Scan the data beneath this task and copy each line that includes "Iteration".

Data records
================================

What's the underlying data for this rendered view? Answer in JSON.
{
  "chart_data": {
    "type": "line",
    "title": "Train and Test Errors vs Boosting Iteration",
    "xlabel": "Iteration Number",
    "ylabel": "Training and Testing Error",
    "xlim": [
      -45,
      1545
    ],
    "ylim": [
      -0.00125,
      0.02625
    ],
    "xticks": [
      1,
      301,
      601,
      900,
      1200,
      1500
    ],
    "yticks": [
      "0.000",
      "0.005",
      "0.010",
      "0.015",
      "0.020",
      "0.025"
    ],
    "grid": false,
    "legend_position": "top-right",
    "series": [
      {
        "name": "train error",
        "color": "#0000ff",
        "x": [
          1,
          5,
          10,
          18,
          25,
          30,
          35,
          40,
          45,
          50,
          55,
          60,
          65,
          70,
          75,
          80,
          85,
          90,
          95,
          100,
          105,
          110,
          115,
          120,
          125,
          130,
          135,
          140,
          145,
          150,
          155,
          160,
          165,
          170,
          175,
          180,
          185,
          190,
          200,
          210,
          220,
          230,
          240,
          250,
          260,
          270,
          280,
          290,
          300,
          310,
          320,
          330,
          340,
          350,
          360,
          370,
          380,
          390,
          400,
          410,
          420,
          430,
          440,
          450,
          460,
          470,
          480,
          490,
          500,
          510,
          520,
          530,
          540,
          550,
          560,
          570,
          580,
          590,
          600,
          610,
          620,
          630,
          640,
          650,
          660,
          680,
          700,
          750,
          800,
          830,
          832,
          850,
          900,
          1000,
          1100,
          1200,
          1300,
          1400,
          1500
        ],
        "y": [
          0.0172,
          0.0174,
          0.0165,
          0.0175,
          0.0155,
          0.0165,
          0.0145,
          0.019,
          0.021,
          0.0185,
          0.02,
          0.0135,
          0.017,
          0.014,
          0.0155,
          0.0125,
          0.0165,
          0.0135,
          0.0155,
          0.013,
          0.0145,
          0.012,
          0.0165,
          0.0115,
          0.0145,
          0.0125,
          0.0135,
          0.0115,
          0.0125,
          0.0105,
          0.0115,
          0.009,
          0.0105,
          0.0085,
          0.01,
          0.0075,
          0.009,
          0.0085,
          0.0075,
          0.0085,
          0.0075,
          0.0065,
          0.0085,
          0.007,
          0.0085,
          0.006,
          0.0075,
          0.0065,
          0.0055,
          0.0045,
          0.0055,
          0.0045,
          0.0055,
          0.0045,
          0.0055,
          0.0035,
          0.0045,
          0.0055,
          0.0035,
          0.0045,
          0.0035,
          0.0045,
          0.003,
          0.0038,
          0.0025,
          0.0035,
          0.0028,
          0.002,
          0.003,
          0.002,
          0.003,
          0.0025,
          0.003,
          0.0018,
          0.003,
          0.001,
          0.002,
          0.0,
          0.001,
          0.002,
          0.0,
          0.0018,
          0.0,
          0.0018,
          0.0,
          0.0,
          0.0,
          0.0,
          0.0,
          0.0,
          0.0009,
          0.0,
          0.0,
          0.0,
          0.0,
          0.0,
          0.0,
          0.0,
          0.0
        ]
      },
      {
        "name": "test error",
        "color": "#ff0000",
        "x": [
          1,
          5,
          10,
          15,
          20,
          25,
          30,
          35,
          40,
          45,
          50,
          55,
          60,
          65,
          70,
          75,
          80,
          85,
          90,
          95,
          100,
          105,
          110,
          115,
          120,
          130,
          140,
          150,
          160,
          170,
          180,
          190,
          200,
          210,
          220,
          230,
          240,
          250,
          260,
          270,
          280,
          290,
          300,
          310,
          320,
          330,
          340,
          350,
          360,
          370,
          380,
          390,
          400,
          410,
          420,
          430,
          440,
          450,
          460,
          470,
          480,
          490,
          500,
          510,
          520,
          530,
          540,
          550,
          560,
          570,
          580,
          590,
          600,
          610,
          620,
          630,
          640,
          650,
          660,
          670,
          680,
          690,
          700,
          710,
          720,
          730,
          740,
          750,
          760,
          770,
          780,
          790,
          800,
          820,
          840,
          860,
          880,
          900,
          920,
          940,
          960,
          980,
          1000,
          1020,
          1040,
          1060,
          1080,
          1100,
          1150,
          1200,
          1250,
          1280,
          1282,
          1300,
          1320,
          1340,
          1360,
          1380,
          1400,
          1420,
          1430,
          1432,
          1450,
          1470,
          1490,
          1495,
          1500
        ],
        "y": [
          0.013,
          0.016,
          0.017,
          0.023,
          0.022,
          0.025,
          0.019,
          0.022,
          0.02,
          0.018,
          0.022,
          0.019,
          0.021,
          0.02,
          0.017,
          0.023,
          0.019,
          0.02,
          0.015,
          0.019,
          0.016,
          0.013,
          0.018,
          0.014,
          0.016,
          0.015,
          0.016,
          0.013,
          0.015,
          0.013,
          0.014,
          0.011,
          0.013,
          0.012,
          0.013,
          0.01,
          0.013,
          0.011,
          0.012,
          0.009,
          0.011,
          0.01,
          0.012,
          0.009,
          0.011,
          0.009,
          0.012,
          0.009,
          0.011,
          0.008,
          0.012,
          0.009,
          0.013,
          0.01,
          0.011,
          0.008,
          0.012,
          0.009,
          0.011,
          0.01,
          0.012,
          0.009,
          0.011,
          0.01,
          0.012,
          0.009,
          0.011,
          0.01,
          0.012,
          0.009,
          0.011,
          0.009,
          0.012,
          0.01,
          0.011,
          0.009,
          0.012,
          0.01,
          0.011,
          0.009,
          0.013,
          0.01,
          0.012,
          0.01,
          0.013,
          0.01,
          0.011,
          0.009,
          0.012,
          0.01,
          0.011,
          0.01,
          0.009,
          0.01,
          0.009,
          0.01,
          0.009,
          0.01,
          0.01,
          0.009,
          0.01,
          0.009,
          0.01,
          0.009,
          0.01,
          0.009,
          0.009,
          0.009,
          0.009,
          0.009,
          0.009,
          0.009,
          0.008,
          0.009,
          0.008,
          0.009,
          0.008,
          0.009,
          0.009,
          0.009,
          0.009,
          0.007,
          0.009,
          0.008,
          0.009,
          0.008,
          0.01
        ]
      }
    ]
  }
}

================================

Written answer
    "title": "Train and Test Errors vs Boosting Iteration",
    "xlabel": "Iteration Number",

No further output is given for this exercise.